• [REQUIREMENT]
Pick every line from the data that holds the word "Document".
══════════════════════════════
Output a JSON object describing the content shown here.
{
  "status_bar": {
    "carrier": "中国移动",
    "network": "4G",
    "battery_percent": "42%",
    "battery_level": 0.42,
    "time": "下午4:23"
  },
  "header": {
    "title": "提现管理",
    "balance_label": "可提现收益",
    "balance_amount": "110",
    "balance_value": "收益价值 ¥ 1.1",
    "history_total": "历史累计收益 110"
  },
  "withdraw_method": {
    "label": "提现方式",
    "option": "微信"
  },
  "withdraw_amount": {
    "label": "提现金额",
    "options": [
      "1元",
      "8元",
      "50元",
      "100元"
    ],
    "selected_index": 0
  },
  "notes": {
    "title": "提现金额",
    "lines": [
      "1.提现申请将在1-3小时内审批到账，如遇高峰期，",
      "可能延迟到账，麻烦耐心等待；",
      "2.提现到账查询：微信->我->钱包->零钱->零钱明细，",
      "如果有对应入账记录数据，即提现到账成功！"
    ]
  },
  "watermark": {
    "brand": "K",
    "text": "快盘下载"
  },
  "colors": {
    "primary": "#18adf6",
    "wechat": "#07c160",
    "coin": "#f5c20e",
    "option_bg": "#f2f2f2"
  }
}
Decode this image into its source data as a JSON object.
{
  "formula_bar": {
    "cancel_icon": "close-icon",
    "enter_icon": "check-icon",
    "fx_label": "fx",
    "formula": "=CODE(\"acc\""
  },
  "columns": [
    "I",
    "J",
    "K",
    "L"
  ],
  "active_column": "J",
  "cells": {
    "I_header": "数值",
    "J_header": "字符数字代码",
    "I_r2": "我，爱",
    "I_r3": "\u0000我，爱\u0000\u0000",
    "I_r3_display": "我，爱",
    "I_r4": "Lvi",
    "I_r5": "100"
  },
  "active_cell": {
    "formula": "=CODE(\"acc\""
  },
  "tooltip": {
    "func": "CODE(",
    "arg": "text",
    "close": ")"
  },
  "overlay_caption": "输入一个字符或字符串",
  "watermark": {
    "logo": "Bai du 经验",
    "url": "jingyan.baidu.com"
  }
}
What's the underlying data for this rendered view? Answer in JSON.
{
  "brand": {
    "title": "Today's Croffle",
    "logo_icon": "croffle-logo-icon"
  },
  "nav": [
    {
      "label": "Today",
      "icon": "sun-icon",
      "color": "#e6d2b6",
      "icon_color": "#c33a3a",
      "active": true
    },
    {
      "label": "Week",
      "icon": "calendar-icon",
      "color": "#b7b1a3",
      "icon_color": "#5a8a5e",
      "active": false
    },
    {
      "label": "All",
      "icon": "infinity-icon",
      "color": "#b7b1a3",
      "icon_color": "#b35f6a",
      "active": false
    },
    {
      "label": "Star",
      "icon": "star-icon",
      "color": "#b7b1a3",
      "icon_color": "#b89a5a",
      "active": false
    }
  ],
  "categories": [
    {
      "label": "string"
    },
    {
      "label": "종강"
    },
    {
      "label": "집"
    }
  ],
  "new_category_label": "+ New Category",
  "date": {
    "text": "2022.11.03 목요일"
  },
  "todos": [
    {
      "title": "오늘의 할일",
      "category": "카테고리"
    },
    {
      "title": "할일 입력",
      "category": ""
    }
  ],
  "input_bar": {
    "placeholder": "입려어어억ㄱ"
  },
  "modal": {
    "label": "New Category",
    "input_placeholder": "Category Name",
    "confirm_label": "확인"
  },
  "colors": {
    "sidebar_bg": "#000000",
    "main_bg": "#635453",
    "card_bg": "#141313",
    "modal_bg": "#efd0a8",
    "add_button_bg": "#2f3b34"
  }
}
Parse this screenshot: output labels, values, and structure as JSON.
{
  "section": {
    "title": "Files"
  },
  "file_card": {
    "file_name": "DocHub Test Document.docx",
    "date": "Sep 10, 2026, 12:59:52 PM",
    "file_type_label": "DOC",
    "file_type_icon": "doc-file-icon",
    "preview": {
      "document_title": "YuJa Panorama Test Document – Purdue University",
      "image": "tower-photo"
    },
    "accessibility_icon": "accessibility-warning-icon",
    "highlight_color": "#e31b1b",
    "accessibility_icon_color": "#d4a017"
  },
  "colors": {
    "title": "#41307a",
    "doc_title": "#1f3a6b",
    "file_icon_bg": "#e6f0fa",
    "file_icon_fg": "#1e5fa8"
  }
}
══════════════════════════════
• [REPLY]
    "file_name": "DocHub Test Document.docx",
      "document_title": "YuJa Panorama Test Document – Purdue University",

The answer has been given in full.